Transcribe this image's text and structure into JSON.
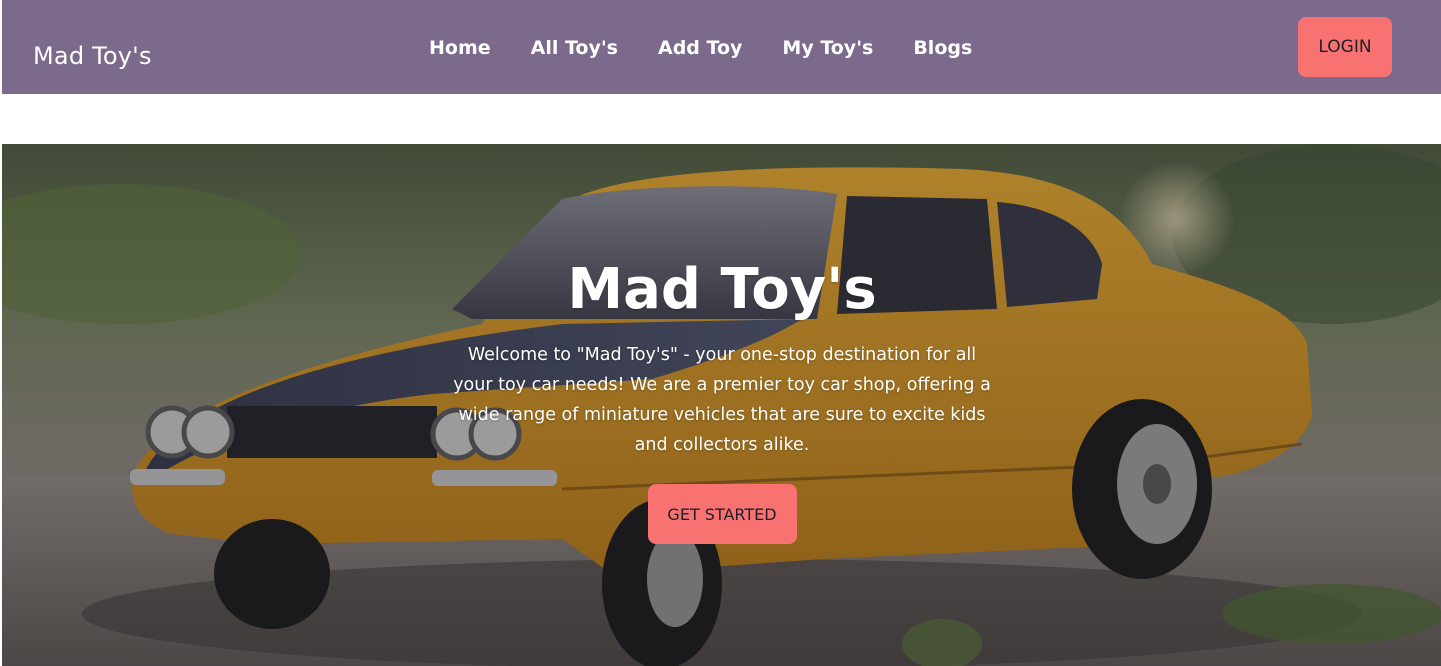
{
  "navbar": {
    "brand": "Mad Toy's",
    "links": [
      "Home",
      "All Toy's",
      "Add Toy",
      "My Toy's",
      "Blogs"
    ],
    "login_label": "LOGIN"
  },
  "hero": {
    "title": "Mad Toy's",
    "description": "Welcome to \"Mad Toy's\" - your one-stop destination for all your toy car needs! We are a premier toy car shop, offering a wide range of miniature vehicles that are sure to excite kids and collectors alike.",
    "cta_label": "GET STARTED"
  },
  "colors": {
    "navbar_bg": "#7b6a8c",
    "button_bg": "#f87272",
    "car_body": "#d89a1e",
    "car_hood": "#3a4256"
  }
}
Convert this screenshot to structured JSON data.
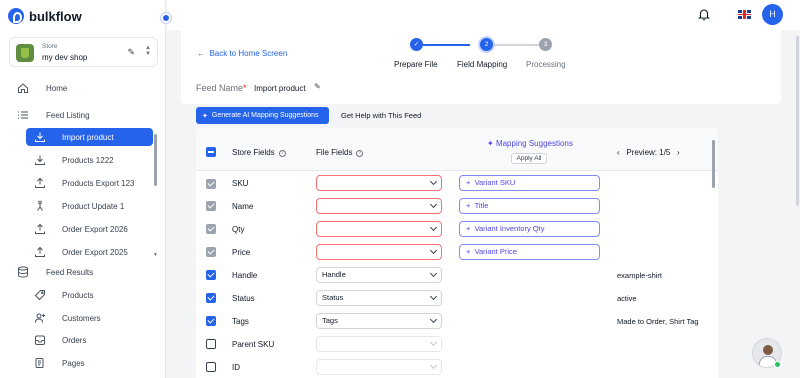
{
  "app": {
    "name": "bulkflow"
  },
  "store": {
    "label": "Store",
    "name": "my dev shop"
  },
  "sidebar": {
    "home": "Home",
    "feed_listing": "Feed Listing",
    "listing_items": [
      {
        "label": "Import product"
      },
      {
        "label": "Products 1222"
      },
      {
        "label": "Products Export 123"
      },
      {
        "label": "Product Update 1"
      },
      {
        "label": "Order Export 2026"
      },
      {
        "label": "Order Export 2025"
      }
    ],
    "feed_results": "Feed Results",
    "result_items": [
      {
        "label": "Products"
      },
      {
        "label": "Customers"
      },
      {
        "label": "Orders"
      },
      {
        "label": "Pages"
      }
    ]
  },
  "user": {
    "initial": "H"
  },
  "page": {
    "back_label": "Back to Home Screen",
    "steps": [
      {
        "num": "✓",
        "label": "Prepare File",
        "state": "done"
      },
      {
        "num": "2",
        "label": "Field Mapping",
        "state": "active"
      },
      {
        "num": "3",
        "label": "Processing",
        "state": "pending"
      }
    ],
    "feed_name_label": "Feed Name",
    "feed_name_required": "*",
    "feed_name_value": "Import product"
  },
  "actions": {
    "ai_button": "Generate AI Mapping Suggestions",
    "help_link": "Get Help with This Feed"
  },
  "table": {
    "headers": {
      "store_fields": "Store Fields",
      "file_fields": "File Fields",
      "mapping_suggestions": "Mapping Suggestions",
      "apply_all": "Apply All",
      "preview": "Preview: 1/5"
    },
    "rows": [
      {
        "field": "SKU",
        "checkbox": "disabled",
        "file_field": "",
        "select_state": "error",
        "suggestion": "Variant SKU",
        "preview": ""
      },
      {
        "field": "Name",
        "checkbox": "disabled",
        "file_field": "",
        "select_state": "error",
        "suggestion": "Title",
        "preview": ""
      },
      {
        "field": "Qty",
        "checkbox": "disabled",
        "file_field": "",
        "select_state": "error",
        "suggestion": "Variant Inventory Qty",
        "preview": ""
      },
      {
        "field": "Price",
        "checkbox": "disabled",
        "file_field": "",
        "select_state": "error",
        "suggestion": "Variant Price",
        "preview": ""
      },
      {
        "field": "Handle",
        "checkbox": "checked",
        "file_field": "Handle",
        "select_state": "normal",
        "suggestion": "",
        "preview": "example-shirt"
      },
      {
        "field": "Status",
        "checkbox": "checked",
        "file_field": "Status",
        "select_state": "normal",
        "suggestion": "",
        "preview": "active"
      },
      {
        "field": "Tags",
        "checkbox": "checked",
        "file_field": "Tags",
        "select_state": "normal",
        "suggestion": "",
        "preview": "Made to Order, Shirt Tag"
      },
      {
        "field": "Parent SKU",
        "checkbox": "empty",
        "file_field": "",
        "select_state": "faded",
        "suggestion": "",
        "preview": ""
      },
      {
        "field": "ID",
        "checkbox": "empty",
        "file_field": "",
        "select_state": "faded",
        "suggestion": "",
        "preview": ""
      }
    ]
  },
  "colors": {
    "accent": "#2563eb",
    "error": "#f87171",
    "suggestion": "#4f46e5"
  }
}
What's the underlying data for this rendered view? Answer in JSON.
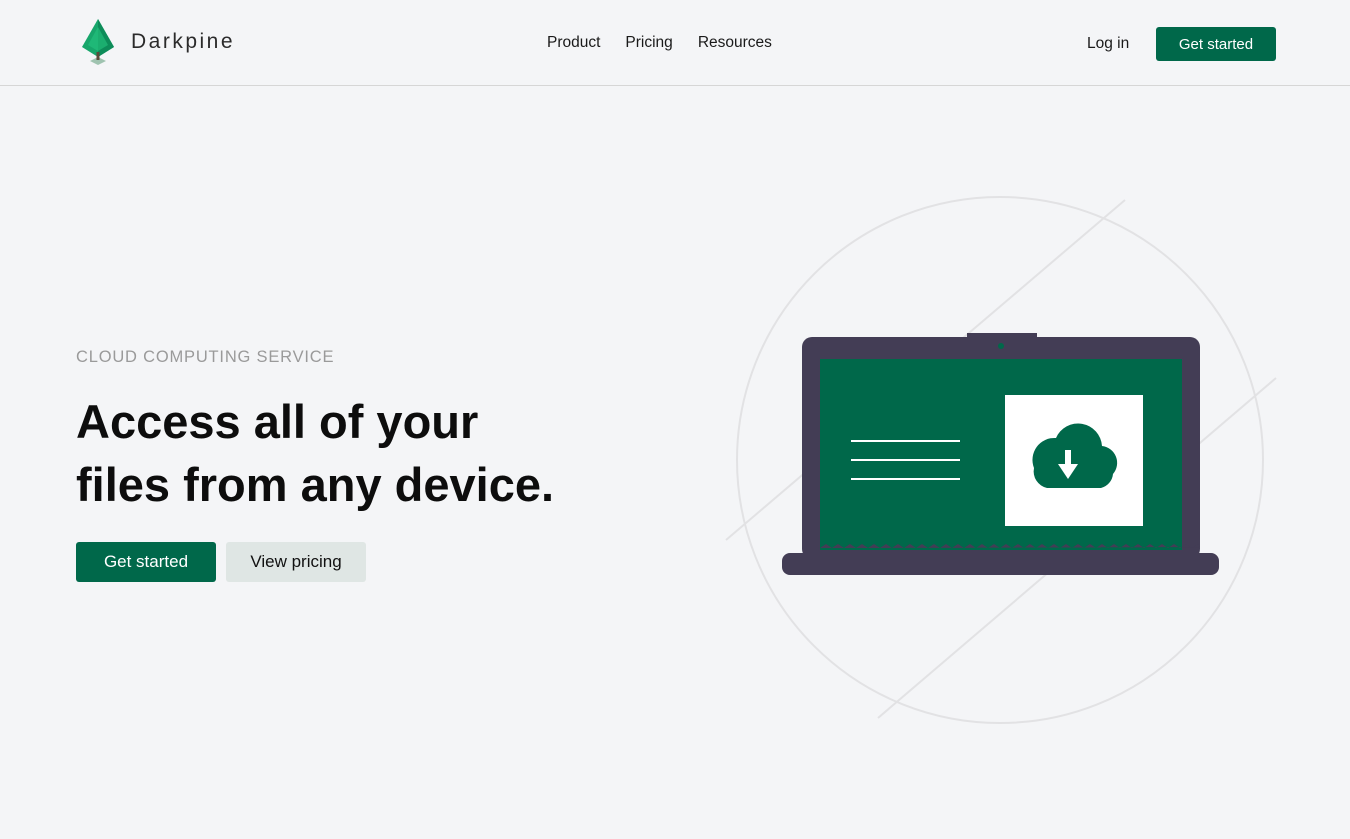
{
  "brand": {
    "name": "Darkpine",
    "logo_icon": "pine-tree-icon",
    "color": "#00684a"
  },
  "nav": {
    "items": [
      {
        "label": "Product"
      },
      {
        "label": "Pricing"
      },
      {
        "label": "Resources"
      }
    ],
    "login_label": "Log in",
    "cta_label": "Get started"
  },
  "hero": {
    "eyebrow": "CLOUD COMPUTING SERVICE",
    "headline_line1": "Access all of your",
    "headline_line2": "files from any device.",
    "primary_button": "Get started",
    "secondary_button": "View pricing"
  },
  "illustration": {
    "icons": [
      "laptop-icon",
      "cloud-download-icon"
    ]
  },
  "colors": {
    "accent": "#00684a",
    "background": "#f4f5f7",
    "secondary_button": "#dfe6e4",
    "laptop_frame": "#433d55"
  }
}
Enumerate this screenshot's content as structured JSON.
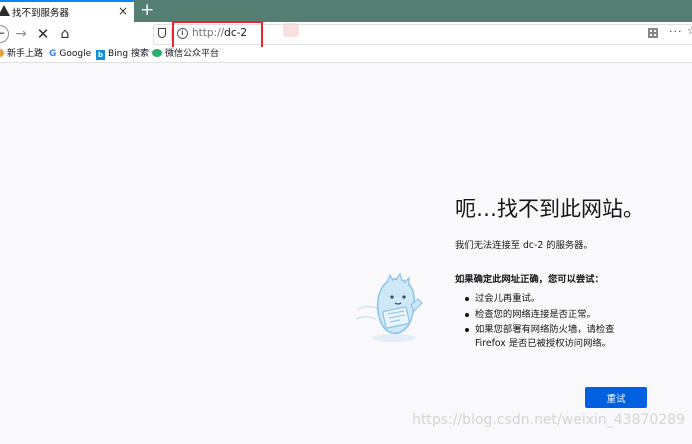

Job >> Please list every line of the records that contains "Fields".

Correct output >>
      "store_fields": "Store Fields",
      "file_fields": "File Fields",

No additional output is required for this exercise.